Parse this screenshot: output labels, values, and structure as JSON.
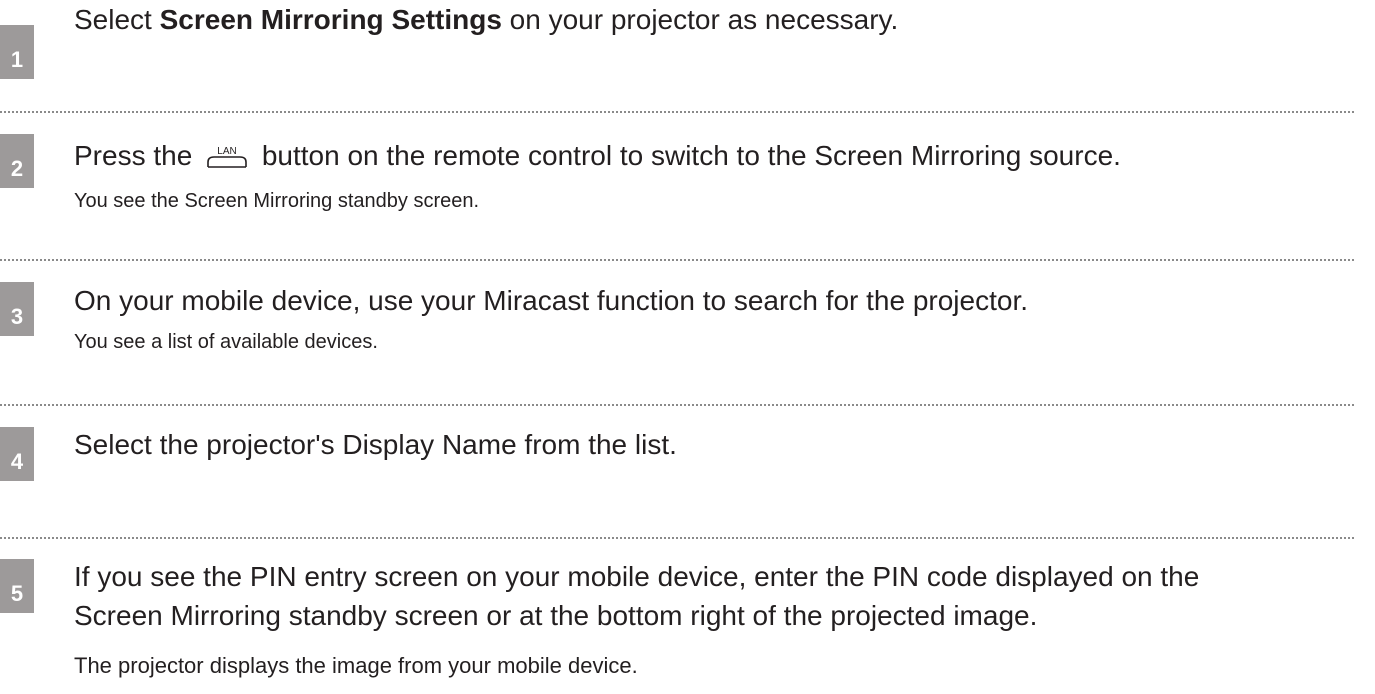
{
  "steps": [
    {
      "number": "1",
      "text_before": "Select ",
      "text_bold": "Screen Mirroring Settings",
      "text_after": " on your projector as necessary."
    },
    {
      "number": "2",
      "text_before": "Press the ",
      "button_label": "LAN",
      "text_after": " button on the remote control to switch to the Screen Mirroring source.",
      "result": "You see the Screen Mirroring standby screen."
    },
    {
      "number": "3",
      "text": "On your mobile device, use your Miracast function to search for the projector.",
      "result": "You see a list of available devices."
    },
    {
      "number": "4",
      "text": "Select the projector's Display Name from the list."
    },
    {
      "number": "5",
      "text_line1": "If you see the PIN entry screen on your mobile device, enter the PIN code displayed on the",
      "text_line2": "Screen Mirroring standby screen or at the bottom right of the projected image.",
      "result": "The projector displays the image from your mobile device."
    }
  ],
  "colors": {
    "badge": "#9d9a9a",
    "text": "#231f20",
    "divider": "#8a8a8a"
  },
  "icons": {
    "lan_button": "lan-remote-button-icon"
  }
}
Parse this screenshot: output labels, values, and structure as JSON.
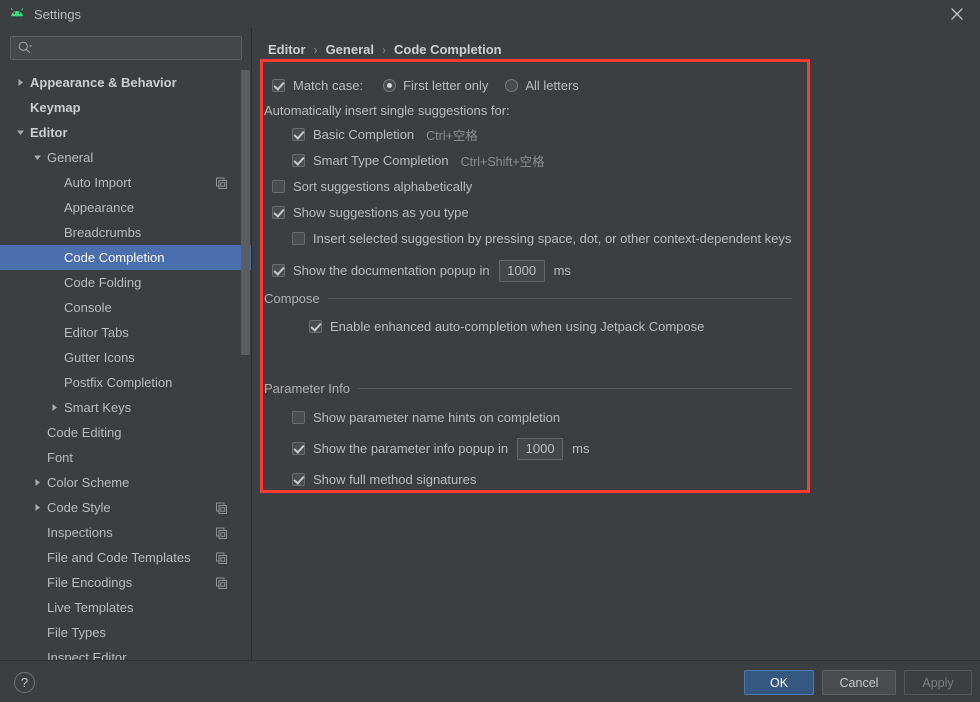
{
  "window": {
    "title": "Settings",
    "app_icon": "android-icon",
    "close_icon": "close-icon"
  },
  "search": {
    "value": "",
    "placeholder": "",
    "icon": "search-icon"
  },
  "sidebar": {
    "items": [
      {
        "label": "Appearance & Behavior",
        "indent": 0,
        "arrow": "right",
        "bold": true,
        "selected": false,
        "copy": false
      },
      {
        "label": "Keymap",
        "indent": 0,
        "arrow": "none",
        "bold": true,
        "selected": false,
        "copy": false
      },
      {
        "label": "Editor",
        "indent": 0,
        "arrow": "down",
        "bold": true,
        "selected": false,
        "copy": false
      },
      {
        "label": "General",
        "indent": 1,
        "arrow": "down",
        "bold": false,
        "selected": false,
        "copy": false
      },
      {
        "label": "Auto Import",
        "indent": 2,
        "arrow": "none",
        "bold": false,
        "selected": false,
        "copy": true
      },
      {
        "label": "Appearance",
        "indent": 2,
        "arrow": "none",
        "bold": false,
        "selected": false,
        "copy": false
      },
      {
        "label": "Breadcrumbs",
        "indent": 2,
        "arrow": "none",
        "bold": false,
        "selected": false,
        "copy": false
      },
      {
        "label": "Code Completion",
        "indent": 2,
        "arrow": "none",
        "bold": false,
        "selected": true,
        "copy": false
      },
      {
        "label": "Code Folding",
        "indent": 2,
        "arrow": "none",
        "bold": false,
        "selected": false,
        "copy": false
      },
      {
        "label": "Console",
        "indent": 2,
        "arrow": "none",
        "bold": false,
        "selected": false,
        "copy": false
      },
      {
        "label": "Editor Tabs",
        "indent": 2,
        "arrow": "none",
        "bold": false,
        "selected": false,
        "copy": false
      },
      {
        "label": "Gutter Icons",
        "indent": 2,
        "arrow": "none",
        "bold": false,
        "selected": false,
        "copy": false
      },
      {
        "label": "Postfix Completion",
        "indent": 2,
        "arrow": "none",
        "bold": false,
        "selected": false,
        "copy": false
      },
      {
        "label": "Smart Keys",
        "indent": 2,
        "arrow": "right",
        "bold": false,
        "selected": false,
        "copy": false
      },
      {
        "label": "Code Editing",
        "indent": 1,
        "arrow": "none",
        "bold": false,
        "selected": false,
        "copy": false
      },
      {
        "label": "Font",
        "indent": 1,
        "arrow": "none",
        "bold": false,
        "selected": false,
        "copy": false
      },
      {
        "label": "Color Scheme",
        "indent": 1,
        "arrow": "right",
        "bold": false,
        "selected": false,
        "copy": false
      },
      {
        "label": "Code Style",
        "indent": 1,
        "arrow": "right",
        "bold": false,
        "selected": false,
        "copy": true
      },
      {
        "label": "Inspections",
        "indent": 1,
        "arrow": "none",
        "bold": false,
        "selected": false,
        "copy": true
      },
      {
        "label": "File and Code Templates",
        "indent": 1,
        "arrow": "none",
        "bold": false,
        "selected": false,
        "copy": true
      },
      {
        "label": "File Encodings",
        "indent": 1,
        "arrow": "none",
        "bold": false,
        "selected": false,
        "copy": true
      },
      {
        "label": "Live Templates",
        "indent": 1,
        "arrow": "none",
        "bold": false,
        "selected": false,
        "copy": false
      },
      {
        "label": "File Types",
        "indent": 1,
        "arrow": "none",
        "bold": false,
        "selected": false,
        "copy": false
      },
      {
        "label": "Inspect Editor",
        "indent": 1,
        "arrow": "none",
        "bold": false,
        "selected": false,
        "copy": false
      }
    ]
  },
  "breadcrumb": {
    "items": [
      "Editor",
      "General",
      "Code Completion"
    ],
    "separator": "›"
  },
  "settings": {
    "match_case": {
      "label": "Match case:",
      "checked": true,
      "options": [
        {
          "label": "First letter only",
          "selected": true
        },
        {
          "label": "All letters",
          "selected": false
        }
      ]
    },
    "auto_insert_header": "Automatically insert single suggestions for:",
    "basic_completion": {
      "label": "Basic Completion",
      "checked": true,
      "shortcut": "Ctrl+空格"
    },
    "smart_type_completion": {
      "label": "Smart Type Completion",
      "checked": true,
      "shortcut": "Ctrl+Shift+空格"
    },
    "sort_alphabetically": {
      "label": "Sort suggestions alphabetically",
      "checked": false
    },
    "show_as_you_type": {
      "label": "Show suggestions as you type",
      "checked": true
    },
    "insert_selected": {
      "label": "Insert selected suggestion by pressing space, dot, or other context-dependent keys",
      "checked": false
    },
    "doc_popup": {
      "label": "Show the documentation popup in",
      "checked": true,
      "value": "1000",
      "unit": "ms"
    },
    "compose_section": "Compose",
    "compose_enable": {
      "label": "Enable enhanced auto-completion when using Jetpack Compose",
      "checked": true
    },
    "parameter_section": "Parameter Info",
    "param_name_hints": {
      "label": "Show parameter name hints on completion",
      "checked": false
    },
    "param_info_popup": {
      "label": "Show the parameter info popup in",
      "checked": true,
      "value": "1000",
      "unit": "ms"
    },
    "full_signatures": {
      "label": "Show full method signatures",
      "checked": true
    }
  },
  "footer": {
    "help_label": "?",
    "ok_label": "OK",
    "cancel_label": "Cancel",
    "apply_label": "Apply"
  },
  "colors": {
    "background": "#3c3f41",
    "selection": "#4b6eaf",
    "highlight_border": "#ff3b30",
    "ok_button": "#365880",
    "brand_green": "#3ddc84"
  }
}
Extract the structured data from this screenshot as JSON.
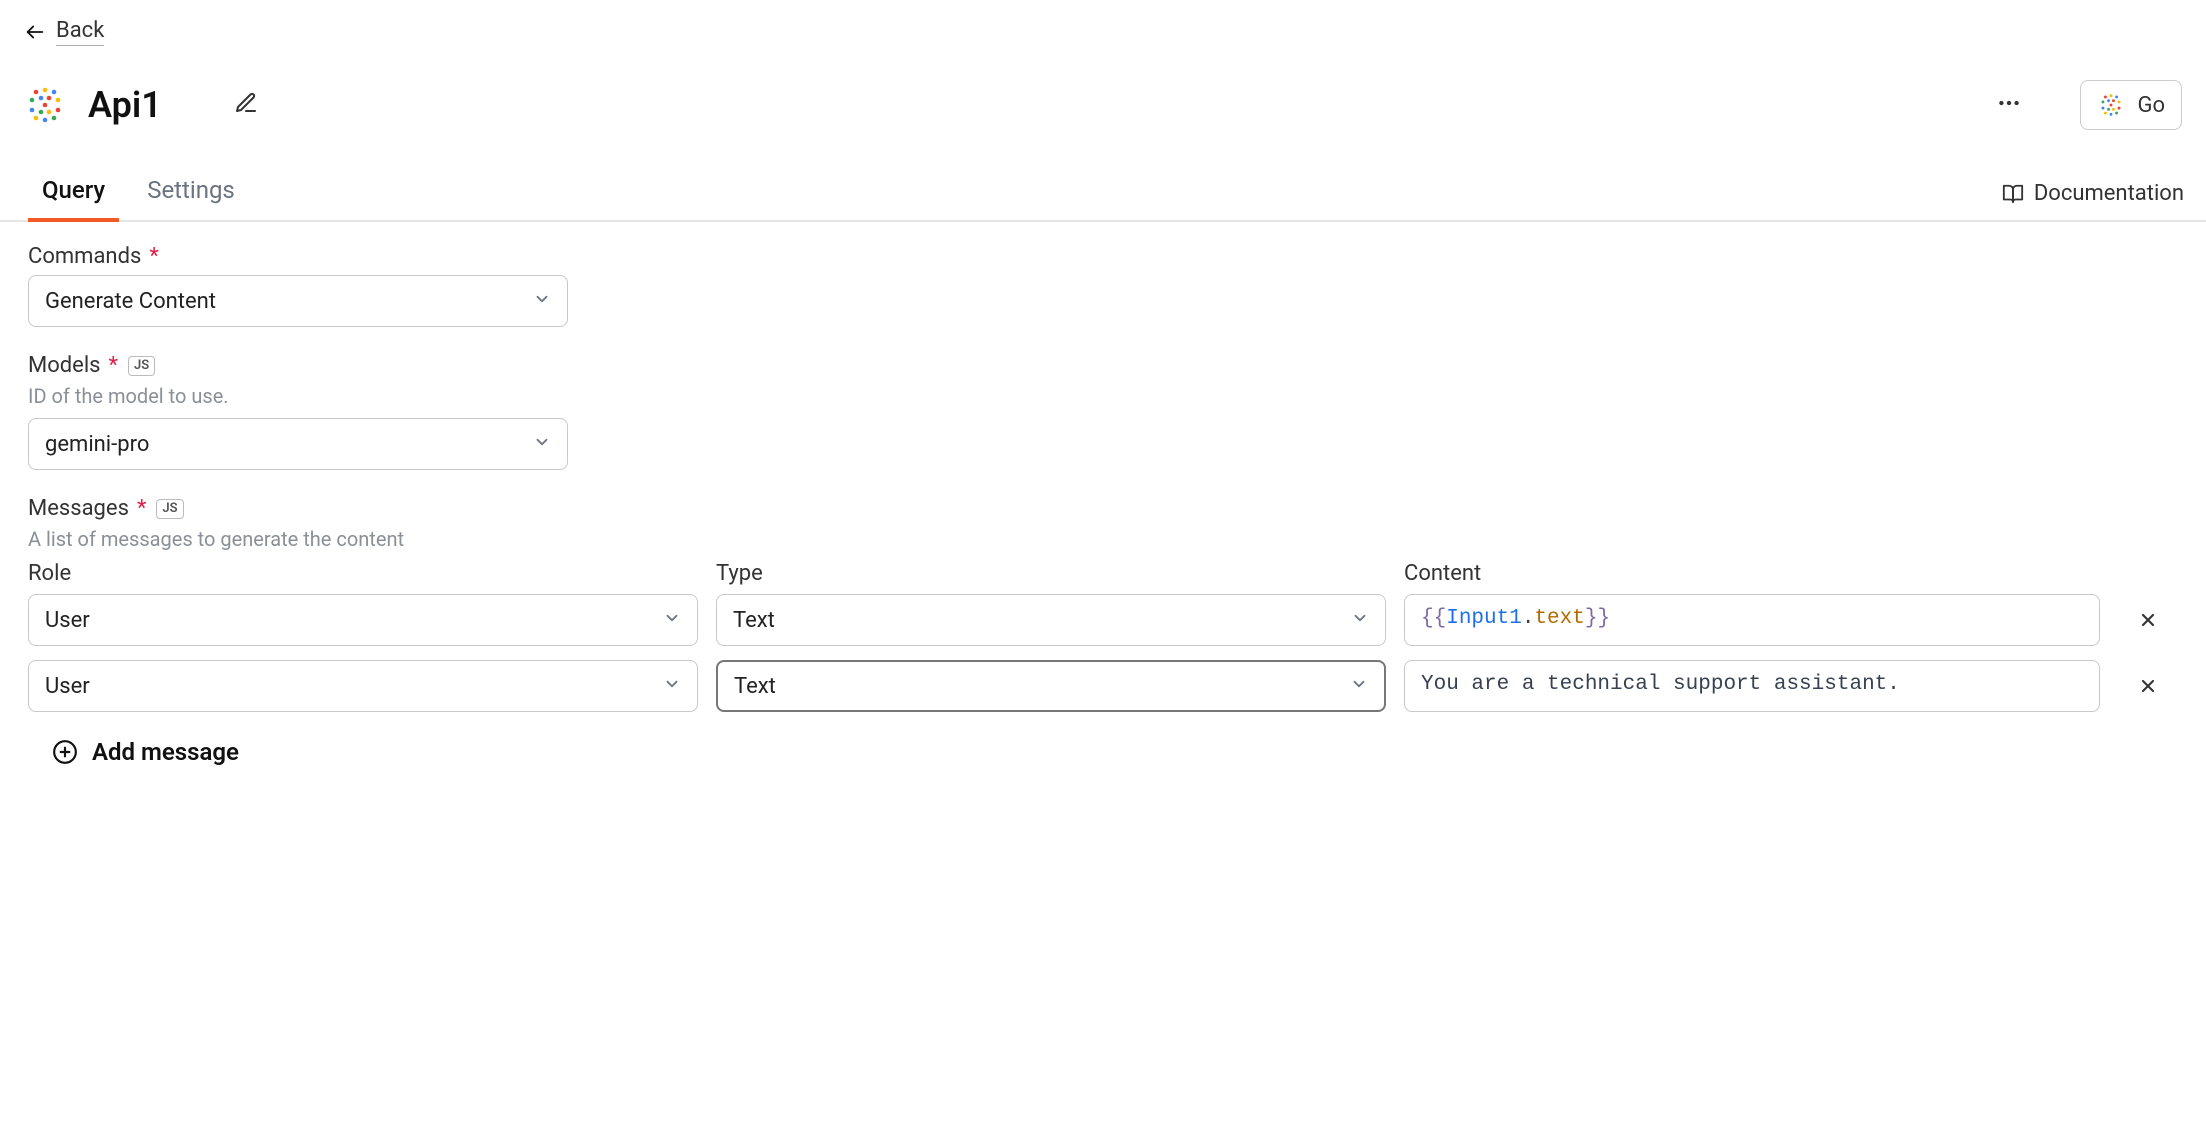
{
  "back_label": "Back",
  "api_name": "Api1",
  "provider_button_label": "Go",
  "tabs": {
    "query": "Query",
    "settings": "Settings"
  },
  "documentation_label": "Documentation",
  "commands": {
    "label": "Commands",
    "selected": "Generate Content"
  },
  "models": {
    "label": "Models",
    "help": "ID of the model to use.",
    "selected": "gemini-pro",
    "js_badge": "JS"
  },
  "messages": {
    "label": "Messages",
    "help": "A list of messages to generate the content",
    "js_badge": "JS",
    "columns": {
      "role": "Role",
      "type": "Type",
      "content": "Content"
    },
    "rows": [
      {
        "role": "User",
        "type": "Text",
        "content_display": "{{Input1.text}}",
        "content_template": {
          "obj": "Input1",
          "prop": "text"
        }
      },
      {
        "role": "User",
        "type": "Text",
        "content_display": "You are a technical support assistant."
      }
    ],
    "add_label": "Add message"
  }
}
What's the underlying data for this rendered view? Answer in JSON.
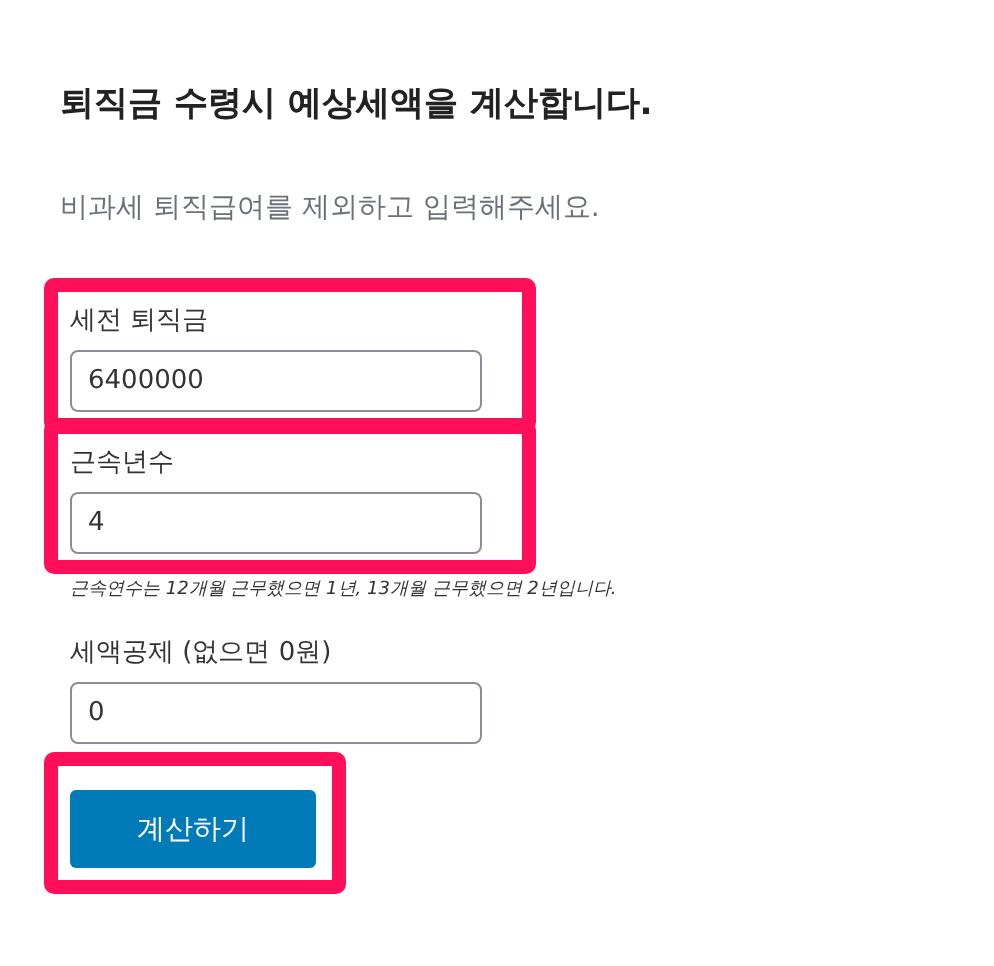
{
  "title": "퇴직금 수령시 예상세액을 계산합니다.",
  "subtitle": "비과세 퇴직급여를 제외하고 입력해주세요.",
  "fields": [
    {
      "label": "세전 퇴직금",
      "value": "6400000",
      "highlighted": true
    },
    {
      "label": "근속년수",
      "value": "4",
      "highlighted": true,
      "hint": "근속연수는 12개월 근무했으면 1년, 13개월 근무했으면 2년입니다."
    },
    {
      "label": "세액공제 (없으면 0원)",
      "value": "0",
      "highlighted": false
    }
  ],
  "button": {
    "label": "계산하기",
    "highlighted": true
  }
}
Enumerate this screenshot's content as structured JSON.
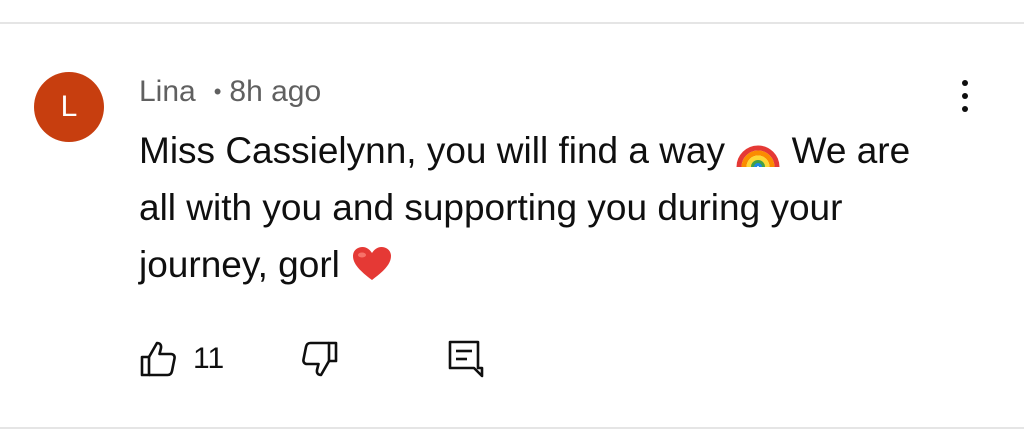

═══

Examine the data above and state how many of its lines contain the word "remote", with no further remarks.

2